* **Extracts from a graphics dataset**
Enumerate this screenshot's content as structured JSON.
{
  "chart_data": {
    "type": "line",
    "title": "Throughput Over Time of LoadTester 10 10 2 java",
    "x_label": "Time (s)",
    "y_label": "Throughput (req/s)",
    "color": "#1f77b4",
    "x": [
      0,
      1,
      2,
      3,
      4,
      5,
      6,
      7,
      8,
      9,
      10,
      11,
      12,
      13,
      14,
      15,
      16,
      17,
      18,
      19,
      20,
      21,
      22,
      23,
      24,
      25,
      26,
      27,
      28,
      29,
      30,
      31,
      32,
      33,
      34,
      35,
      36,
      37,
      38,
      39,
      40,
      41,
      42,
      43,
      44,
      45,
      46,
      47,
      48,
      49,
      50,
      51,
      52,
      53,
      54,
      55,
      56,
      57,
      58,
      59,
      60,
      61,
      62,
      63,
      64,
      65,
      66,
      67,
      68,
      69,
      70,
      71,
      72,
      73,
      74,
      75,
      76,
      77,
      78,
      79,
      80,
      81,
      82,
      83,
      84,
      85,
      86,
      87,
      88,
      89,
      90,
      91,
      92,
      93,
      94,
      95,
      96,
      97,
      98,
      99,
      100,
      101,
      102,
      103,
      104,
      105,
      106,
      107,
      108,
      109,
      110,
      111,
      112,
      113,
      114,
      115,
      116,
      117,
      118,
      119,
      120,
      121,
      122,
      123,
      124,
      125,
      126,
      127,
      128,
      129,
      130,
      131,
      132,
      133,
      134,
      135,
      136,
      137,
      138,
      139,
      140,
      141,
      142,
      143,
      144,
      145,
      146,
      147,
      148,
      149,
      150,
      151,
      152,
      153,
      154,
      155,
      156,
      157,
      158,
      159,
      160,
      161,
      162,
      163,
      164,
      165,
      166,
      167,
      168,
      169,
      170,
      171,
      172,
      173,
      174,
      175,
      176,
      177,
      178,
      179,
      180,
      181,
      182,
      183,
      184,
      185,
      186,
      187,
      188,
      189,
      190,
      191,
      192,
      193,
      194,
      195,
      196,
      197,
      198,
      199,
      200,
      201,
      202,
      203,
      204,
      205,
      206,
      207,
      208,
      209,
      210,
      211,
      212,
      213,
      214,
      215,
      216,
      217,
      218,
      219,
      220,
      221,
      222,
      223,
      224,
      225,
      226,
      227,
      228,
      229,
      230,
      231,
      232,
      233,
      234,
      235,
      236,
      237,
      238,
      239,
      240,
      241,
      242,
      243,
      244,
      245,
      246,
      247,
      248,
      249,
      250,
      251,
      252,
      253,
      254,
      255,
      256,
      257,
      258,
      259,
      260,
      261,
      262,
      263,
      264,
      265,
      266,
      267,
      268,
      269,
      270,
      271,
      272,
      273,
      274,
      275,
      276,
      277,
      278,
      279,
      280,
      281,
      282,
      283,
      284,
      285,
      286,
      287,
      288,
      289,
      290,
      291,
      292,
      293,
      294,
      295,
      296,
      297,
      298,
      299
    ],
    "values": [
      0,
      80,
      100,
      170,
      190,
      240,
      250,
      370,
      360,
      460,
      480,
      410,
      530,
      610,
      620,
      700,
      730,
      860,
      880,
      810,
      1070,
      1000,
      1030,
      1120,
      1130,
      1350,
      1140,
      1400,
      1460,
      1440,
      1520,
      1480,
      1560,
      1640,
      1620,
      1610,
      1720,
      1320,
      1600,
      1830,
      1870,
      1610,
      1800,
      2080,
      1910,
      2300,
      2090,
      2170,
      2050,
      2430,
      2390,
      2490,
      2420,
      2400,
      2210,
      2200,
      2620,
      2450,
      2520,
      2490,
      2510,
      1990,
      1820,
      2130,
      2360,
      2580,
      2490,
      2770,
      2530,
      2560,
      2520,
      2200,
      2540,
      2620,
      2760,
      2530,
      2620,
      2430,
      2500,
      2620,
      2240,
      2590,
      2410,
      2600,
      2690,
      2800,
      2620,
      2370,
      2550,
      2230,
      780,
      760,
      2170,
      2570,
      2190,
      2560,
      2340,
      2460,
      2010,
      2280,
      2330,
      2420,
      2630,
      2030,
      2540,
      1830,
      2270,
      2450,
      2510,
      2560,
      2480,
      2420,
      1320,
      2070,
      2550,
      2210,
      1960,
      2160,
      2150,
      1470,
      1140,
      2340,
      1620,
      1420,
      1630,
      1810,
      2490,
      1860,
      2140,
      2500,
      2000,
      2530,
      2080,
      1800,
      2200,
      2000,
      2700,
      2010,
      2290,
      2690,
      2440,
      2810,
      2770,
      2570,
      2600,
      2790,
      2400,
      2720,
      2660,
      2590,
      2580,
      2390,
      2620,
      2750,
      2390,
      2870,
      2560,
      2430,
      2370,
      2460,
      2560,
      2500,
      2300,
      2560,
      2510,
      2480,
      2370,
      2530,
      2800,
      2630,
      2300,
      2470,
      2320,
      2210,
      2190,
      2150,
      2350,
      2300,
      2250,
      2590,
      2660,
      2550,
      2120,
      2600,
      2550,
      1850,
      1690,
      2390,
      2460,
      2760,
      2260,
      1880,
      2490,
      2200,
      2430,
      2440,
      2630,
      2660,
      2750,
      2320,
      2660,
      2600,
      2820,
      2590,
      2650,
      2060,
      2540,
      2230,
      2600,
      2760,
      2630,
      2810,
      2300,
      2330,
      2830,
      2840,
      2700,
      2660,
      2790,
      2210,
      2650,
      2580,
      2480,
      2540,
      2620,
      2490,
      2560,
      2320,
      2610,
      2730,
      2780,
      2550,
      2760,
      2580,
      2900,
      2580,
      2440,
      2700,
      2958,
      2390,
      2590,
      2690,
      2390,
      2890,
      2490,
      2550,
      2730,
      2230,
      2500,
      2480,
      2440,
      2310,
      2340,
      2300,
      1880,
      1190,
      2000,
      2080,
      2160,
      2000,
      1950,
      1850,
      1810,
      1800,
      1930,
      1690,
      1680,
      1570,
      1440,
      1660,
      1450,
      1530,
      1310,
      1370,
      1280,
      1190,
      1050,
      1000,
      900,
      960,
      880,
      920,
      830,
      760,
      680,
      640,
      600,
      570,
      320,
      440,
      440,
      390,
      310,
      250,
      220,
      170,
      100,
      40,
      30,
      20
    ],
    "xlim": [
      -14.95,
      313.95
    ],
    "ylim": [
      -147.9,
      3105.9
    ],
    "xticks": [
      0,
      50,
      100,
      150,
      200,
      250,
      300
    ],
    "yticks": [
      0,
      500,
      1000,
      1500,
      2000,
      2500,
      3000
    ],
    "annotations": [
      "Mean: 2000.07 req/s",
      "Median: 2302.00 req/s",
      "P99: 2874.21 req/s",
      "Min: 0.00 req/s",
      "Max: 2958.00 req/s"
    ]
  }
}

* **What this task involves**
The records above should be restated word for word, please.

* **Exercise response**
Enumerate this screenshot's content as structured JSON.
{
  "chart_data": {
    "type": "line",
    "title": "Throughput Over Time of LoadTester 10 10 2 java",
    "x_label": "Time (s)",
    "y_label": "Throughput (req/s)",
    "color": "#1f77b4",
    "x": [
      0,
      1,
      2,
      3,
      4,
      5,
      6,
      7,
      8,
      9,
      10,
      11,
      12,
      13,
      14,
      15,
      16,
      17,
      18,
      19,
      20,
      21,
      22,
      23,
      24,
      25,
      26,
      27,
      28,
      29,
      30,
      31,
      32,
      33,
      34,
      35,
      36,
      37,
      38,
      39,
      40,
      41,
      42,
      43,
      44,
      45,
      46,
      47,
      48,
      49,
      50,
      51,
      52,
      53,
      54,
      55,
      56,
      57,
      58,
      59,
      60,
      61,
      62,
      63,
      64,
      65,
      66,
      67,
      68,
      69,
      70,
      71,
      72,
      73,
      74,
      75,
      76,
      77,
      78,
      79,
      80,
      81,
      82,
      83,
      84,
      85,
      86,
      87,
      88,
      89,
      90,
      91,
      92,
      93,
      94,
      95,
      96,
      97,
      98,
      99,
      100,
      101,
      102,
      103,
      104,
      105,
      106,
      107,
      108,
      109,
      110,
      111,
      112,
      113,
      114,
      115,
      116,
      117,
      118,
      119,
      120,
      121,
      122,
      123,
      124,
      125,
      126,
      127,
      128,
      129,
      130,
      131,
      132,
      133,
      134,
      135,
      136,
      137,
      138,
      139,
      140,
      141,
      142,
      143,
      144,
      145,
      146,
      147,
      148,
      149,
      150,
      151,
      152,
      153,
      154,
      155,
      156,
      157,
      158,
      159,
      160,
      161,
      162,
      163,
      164,
      165,
      166,
      167,
      168,
      169,
      170,
      171,
      172,
      173,
      174,
      175,
      176,
      177,
      178,
      179,
      180,
      181,
      182,
      183,
      184,
      185,
      186,
      187,
      188,
      189,
      190,
      191,
      192,
      193,
      194,
      195,
      196,
      197,
      198,
      199,
      200,
      201,
      202,
      203,
      204,
      205,
      206,
      207,
      208,
      209,
      210,
      211,
      212,
      213,
      214,
      215,
      216,
      217,
      218,
      219,
      220,
      221,
      222,
      223,
      224,
      225,
      226,
      227,
      228,
      229,
      230,
      231,
      232,
      233,
      234,
      235,
      236,
      237,
      238,
      239,
      240,
      241,
      242,
      243,
      244,
      245,
      246,
      247,
      248,
      249,
      250,
      251,
      252,
      253,
      254,
      255,
      256,
      257,
      258,
      259,
      260,
      261,
      262,
      263,
      264,
      265,
      266,
      267,
      268,
      269,
      270,
      271,
      272,
      273,
      274,
      275,
      276,
      277,
      278,
      279,
      280,
      281,
      282,
      283,
      284,
      285,
      286,
      287,
      288,
      289,
      290,
      291,
      292,
      293,
      294,
      295,
      296,
      297,
      298,
      299
    ],
    "values": [
      0,
      80,
      100,
      170,
      190,
      240,
      250,
      370,
      360,
      460,
      480,
      410,
      530,
      610,
      620,
      700,
      730,
      860,
      880,
      810,
      1070,
      1000,
      1030,
      1120,
      1130,
      1350,
      1140,
      1400,
      1460,
      1440,
      1520,
      1480,
      1560,
      1640,
      1620,
      1610,
      1720,
      1320,
      1600,
      1830,
      1870,
      1610,
      1800,
      2080,
      1910,
      2300,
      2090,
      2170,
      2050,
      2430,
      2390,
      2490,
      2420,
      2400,
      2210,
      2200,
      2620,
      2450,
      2520,
      2490,
      2510,
      1990,
      1820,
      2130,
      2360,
      2580,
      2490,
      2770,
      2530,
      2560,
      2520,
      2200,
      2540,
      2620,
      2760,
      2530,
      2620,
      2430,
      2500,
      2620,
      2240,
      2590,
      2410,
      2600,
      2690,
      2800,
      2620,
      2370,
      2550,
      2230,
      780,
      760,
      2170,
      2570,
      2190,
      2560,
      2340,
      2460,
      2010,
      2280,
      2330,
      2420,
      2630,
      2030,
      2540,
      1830,
      2270,
      2450,
      2510,
      2560,
      2480,
      2420,
      1320,
      2070,
      2550,
      2210,
      1960,
      2160,
      2150,
      1470,
      1140,
      2340,
      1620,
      1420,
      1630,
      1810,
      2490,
      1860,
      2140,
      2500,
      2000,
      2530,
      2080,
      1800,
      2200,
      2000,
      2700,
      2010,
      2290,
      2690,
      2440,
      2810,
      2770,
      2570,
      2600,
      2790,
      2400,
      2720,
      2660,
      2590,
      2580,
      2390,
      2620,
      2750,
      2390,
      2870,
      2560,
      2430,
      2370,
      2460,
      2560,
      2500,
      2300,
      2560,
      2510,
      2480,
      2370,
      2530,
      2800,
      2630,
      2300,
      2470,
      2320,
      2210,
      2190,
      2150,
      2350,
      2300,
      2250,
      2590,
      2660,
      2550,
      2120,
      2600,
      2550,
      1850,
      1690,
      2390,
      2460,
      2760,
      2260,
      1880,
      2490,
      2200,
      2430,
      2440,
      2630,
      2660,
      2750,
      2320,
      2660,
      2600,
      2820,
      2590,
      2650,
      2060,
      2540,
      2230,
      2600,
      2760,
      2630,
      2810,
      2300,
      2330,
      2830,
      2840,
      2700,
      2660,
      2790,
      2210,
      2650,
      2580,
      2480,
      2540,
      2620,
      2490,
      2560,
      2320,
      2610,
      2730,
      2780,
      2550,
      2760,
      2580,
      2900,
      2580,
      2440,
      2700,
      2958,
      2390,
      2590,
      2690,
      2390,
      2890,
      2490,
      2550,
      2730,
      2230,
      2500,
      2480,
      2440,
      2310,
      2340,
      2300,
      1880,
      1190,
      2000,
      2080,
      2160,
      2000,
      1950,
      1850,
      1810,
      1800,
      1930,
      1690,
      1680,
      1570,
      1440,
      1660,
      1450,
      1530,
      1310,
      1370,
      1280,
      1190,
      1050,
      1000,
      900,
      960,
      880,
      920,
      830,
      760,
      680,
      640,
      600,
      570,
      320,
      440,
      440,
      390,
      310,
      250,
      220,
      170,
      100,
      40,
      30,
      20
    ],
    "xlim": [
      -14.95,
      313.95
    ],
    "ylim": [
      -147.9,
      3105.9
    ],
    "xticks": [
      0,
      50,
      100,
      150,
      200,
      250,
      300
    ],
    "yticks": [
      0,
      500,
      1000,
      1500,
      2000,
      2500,
      3000
    ],
    "annotations": [
      "Mean: 2000.07 req/s",
      "Median: 2302.00 req/s",
      "P99: 2874.21 req/s",
      "Min: 0.00 req/s",
      "Max: 2958.00 req/s"
    ]
  }
}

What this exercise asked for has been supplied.